EXERCISE GOAL:
Among the entries, which lines carry the string "JSON"? Copy each of them.

## begin TASK MATERIAL

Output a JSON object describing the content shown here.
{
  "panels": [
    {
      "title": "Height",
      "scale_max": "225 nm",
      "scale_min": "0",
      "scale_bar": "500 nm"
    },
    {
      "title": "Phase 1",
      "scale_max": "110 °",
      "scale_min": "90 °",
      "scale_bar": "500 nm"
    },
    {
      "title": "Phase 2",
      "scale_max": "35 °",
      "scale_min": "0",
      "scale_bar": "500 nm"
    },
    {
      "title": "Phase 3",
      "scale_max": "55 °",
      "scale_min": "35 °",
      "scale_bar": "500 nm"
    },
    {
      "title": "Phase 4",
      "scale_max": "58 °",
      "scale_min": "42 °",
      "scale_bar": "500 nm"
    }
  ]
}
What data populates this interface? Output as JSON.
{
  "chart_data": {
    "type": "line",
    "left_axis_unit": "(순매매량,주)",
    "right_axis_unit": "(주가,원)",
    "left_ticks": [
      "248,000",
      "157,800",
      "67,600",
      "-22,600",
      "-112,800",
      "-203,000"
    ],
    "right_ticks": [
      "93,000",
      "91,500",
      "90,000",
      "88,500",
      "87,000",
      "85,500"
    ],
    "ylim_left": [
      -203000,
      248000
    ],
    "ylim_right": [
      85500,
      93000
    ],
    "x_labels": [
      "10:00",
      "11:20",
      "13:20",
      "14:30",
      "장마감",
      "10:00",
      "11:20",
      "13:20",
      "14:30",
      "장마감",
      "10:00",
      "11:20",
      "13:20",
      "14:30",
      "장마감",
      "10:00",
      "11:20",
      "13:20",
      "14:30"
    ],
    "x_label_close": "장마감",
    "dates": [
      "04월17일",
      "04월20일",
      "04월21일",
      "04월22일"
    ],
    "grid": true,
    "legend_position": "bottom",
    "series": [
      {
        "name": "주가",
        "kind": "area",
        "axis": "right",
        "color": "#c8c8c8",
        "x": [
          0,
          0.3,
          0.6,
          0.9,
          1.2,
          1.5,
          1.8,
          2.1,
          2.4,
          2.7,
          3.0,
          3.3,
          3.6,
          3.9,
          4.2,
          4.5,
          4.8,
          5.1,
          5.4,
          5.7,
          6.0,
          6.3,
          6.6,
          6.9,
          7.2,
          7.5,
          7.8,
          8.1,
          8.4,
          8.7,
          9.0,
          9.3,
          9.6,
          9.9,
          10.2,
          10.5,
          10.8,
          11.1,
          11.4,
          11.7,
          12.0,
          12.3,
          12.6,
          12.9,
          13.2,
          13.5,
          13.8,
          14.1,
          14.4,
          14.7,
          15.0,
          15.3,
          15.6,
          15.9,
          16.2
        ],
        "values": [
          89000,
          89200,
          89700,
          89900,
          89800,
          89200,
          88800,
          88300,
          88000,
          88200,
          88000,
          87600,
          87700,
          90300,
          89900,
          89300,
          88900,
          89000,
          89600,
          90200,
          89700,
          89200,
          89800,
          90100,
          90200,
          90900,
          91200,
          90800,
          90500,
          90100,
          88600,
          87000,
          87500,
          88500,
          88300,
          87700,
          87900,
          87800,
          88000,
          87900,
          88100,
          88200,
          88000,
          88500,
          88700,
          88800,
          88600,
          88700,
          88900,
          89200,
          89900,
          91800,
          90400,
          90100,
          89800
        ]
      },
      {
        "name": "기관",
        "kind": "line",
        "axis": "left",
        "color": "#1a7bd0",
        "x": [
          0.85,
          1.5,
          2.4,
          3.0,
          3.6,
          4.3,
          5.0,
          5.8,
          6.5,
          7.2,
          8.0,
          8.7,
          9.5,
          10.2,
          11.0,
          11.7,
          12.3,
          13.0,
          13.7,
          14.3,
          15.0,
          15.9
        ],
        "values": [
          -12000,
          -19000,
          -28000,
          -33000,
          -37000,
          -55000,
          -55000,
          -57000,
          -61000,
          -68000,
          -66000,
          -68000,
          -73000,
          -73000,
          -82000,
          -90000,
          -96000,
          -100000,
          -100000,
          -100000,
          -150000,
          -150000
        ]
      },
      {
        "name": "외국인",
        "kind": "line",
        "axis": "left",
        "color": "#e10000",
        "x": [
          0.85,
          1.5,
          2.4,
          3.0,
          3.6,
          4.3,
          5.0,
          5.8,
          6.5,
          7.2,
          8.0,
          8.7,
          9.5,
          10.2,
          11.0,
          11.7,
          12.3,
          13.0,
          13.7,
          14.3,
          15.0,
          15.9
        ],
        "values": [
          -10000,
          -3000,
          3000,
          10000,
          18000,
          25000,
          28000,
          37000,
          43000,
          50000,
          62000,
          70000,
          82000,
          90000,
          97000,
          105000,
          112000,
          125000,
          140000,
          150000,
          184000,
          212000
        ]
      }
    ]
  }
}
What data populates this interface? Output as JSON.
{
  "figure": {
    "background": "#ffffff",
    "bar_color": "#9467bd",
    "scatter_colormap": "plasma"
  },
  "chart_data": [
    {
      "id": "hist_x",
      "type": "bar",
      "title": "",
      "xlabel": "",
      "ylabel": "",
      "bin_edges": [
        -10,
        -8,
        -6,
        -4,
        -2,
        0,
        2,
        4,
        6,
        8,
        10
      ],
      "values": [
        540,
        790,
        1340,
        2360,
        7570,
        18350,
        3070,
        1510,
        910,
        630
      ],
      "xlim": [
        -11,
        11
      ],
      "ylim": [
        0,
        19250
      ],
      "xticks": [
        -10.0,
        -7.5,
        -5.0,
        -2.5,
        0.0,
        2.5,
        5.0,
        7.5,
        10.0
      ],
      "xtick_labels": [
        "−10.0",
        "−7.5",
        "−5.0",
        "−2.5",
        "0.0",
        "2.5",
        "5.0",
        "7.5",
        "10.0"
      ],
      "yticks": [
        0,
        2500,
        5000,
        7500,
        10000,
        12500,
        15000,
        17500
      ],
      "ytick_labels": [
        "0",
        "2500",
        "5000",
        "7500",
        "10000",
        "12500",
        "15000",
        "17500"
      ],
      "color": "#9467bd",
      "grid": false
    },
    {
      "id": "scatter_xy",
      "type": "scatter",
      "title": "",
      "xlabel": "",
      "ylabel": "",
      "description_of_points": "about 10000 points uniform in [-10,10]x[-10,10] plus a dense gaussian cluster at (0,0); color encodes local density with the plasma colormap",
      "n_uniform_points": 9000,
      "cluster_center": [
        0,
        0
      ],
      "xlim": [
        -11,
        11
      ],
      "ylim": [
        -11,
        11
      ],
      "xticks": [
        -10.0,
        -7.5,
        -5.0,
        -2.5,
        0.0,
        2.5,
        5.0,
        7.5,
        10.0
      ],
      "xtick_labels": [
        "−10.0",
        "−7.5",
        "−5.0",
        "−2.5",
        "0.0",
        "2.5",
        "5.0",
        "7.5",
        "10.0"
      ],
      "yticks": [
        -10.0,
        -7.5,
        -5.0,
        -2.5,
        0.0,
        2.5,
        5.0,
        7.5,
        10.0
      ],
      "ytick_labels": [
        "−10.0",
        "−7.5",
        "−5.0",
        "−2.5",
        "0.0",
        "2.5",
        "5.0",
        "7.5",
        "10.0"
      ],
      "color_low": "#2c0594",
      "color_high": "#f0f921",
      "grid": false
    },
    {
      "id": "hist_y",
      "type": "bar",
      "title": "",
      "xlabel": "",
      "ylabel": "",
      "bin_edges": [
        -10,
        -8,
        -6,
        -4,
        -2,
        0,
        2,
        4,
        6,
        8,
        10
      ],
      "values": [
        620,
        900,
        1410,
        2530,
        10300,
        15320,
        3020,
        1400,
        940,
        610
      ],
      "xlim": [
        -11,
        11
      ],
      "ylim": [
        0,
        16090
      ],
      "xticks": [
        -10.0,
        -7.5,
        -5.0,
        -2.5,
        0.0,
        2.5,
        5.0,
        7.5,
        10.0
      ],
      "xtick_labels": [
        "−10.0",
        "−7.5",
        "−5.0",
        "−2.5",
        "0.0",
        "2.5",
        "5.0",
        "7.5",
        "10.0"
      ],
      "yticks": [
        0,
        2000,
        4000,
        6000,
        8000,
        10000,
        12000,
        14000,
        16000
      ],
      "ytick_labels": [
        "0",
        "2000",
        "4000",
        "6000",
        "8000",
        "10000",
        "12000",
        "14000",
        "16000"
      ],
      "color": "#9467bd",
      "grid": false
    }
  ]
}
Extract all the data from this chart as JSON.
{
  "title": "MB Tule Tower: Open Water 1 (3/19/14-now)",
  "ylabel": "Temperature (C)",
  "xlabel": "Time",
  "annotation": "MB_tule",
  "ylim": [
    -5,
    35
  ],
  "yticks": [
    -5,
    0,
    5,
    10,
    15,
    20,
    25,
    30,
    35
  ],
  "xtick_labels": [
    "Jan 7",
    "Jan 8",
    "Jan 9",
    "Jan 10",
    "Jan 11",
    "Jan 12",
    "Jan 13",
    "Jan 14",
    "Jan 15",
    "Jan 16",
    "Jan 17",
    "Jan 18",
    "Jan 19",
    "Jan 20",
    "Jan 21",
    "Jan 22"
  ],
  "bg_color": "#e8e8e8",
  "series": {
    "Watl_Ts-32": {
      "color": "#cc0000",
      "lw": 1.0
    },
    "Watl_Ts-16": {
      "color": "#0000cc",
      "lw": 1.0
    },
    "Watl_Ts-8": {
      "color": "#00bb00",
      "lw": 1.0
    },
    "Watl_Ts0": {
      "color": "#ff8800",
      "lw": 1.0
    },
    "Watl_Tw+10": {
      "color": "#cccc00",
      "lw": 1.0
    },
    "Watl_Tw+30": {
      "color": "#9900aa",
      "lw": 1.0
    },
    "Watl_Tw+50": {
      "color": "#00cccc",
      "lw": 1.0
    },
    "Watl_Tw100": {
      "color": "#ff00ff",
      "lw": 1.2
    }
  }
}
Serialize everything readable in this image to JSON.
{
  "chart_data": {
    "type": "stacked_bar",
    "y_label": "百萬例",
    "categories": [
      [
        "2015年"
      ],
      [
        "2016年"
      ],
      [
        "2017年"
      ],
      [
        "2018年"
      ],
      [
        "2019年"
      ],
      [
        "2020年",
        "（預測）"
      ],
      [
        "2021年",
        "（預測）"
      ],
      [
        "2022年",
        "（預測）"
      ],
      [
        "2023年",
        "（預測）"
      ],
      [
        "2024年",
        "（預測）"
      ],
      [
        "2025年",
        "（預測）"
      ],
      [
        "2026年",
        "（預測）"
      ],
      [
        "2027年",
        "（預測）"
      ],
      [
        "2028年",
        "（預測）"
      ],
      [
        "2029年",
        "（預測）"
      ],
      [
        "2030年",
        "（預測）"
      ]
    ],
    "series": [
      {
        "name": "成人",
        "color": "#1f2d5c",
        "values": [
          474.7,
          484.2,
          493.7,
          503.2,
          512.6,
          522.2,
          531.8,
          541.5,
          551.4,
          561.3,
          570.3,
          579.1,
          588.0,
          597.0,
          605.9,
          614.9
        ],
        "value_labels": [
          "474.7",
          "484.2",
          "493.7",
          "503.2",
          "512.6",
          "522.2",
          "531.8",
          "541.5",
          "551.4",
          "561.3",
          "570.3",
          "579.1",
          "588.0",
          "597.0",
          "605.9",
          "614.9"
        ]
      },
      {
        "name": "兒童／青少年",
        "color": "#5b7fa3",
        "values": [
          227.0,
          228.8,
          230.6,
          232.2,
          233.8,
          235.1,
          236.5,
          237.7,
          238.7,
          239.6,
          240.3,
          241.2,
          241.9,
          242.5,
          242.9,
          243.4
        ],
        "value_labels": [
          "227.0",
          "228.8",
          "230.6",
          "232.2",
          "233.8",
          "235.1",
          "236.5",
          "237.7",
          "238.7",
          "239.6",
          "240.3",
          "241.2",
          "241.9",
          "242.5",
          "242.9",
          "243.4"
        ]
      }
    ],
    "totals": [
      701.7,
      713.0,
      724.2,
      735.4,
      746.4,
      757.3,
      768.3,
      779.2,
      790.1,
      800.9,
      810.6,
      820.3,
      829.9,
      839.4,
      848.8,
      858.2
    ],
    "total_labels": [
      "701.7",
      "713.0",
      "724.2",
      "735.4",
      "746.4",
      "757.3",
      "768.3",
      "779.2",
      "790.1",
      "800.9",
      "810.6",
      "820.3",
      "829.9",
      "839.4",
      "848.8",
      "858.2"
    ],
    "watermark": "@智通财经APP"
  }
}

## end TASK MATERIAL

SOLUTION FOR THIS TASK:
Output a JSON object describing the content shown here.
What data populates this interface? Output as JSON.
What data populates this interface? Output as JSON.
Extract all the data from this chart as JSON.
Serialize everything readable in this image to JSON.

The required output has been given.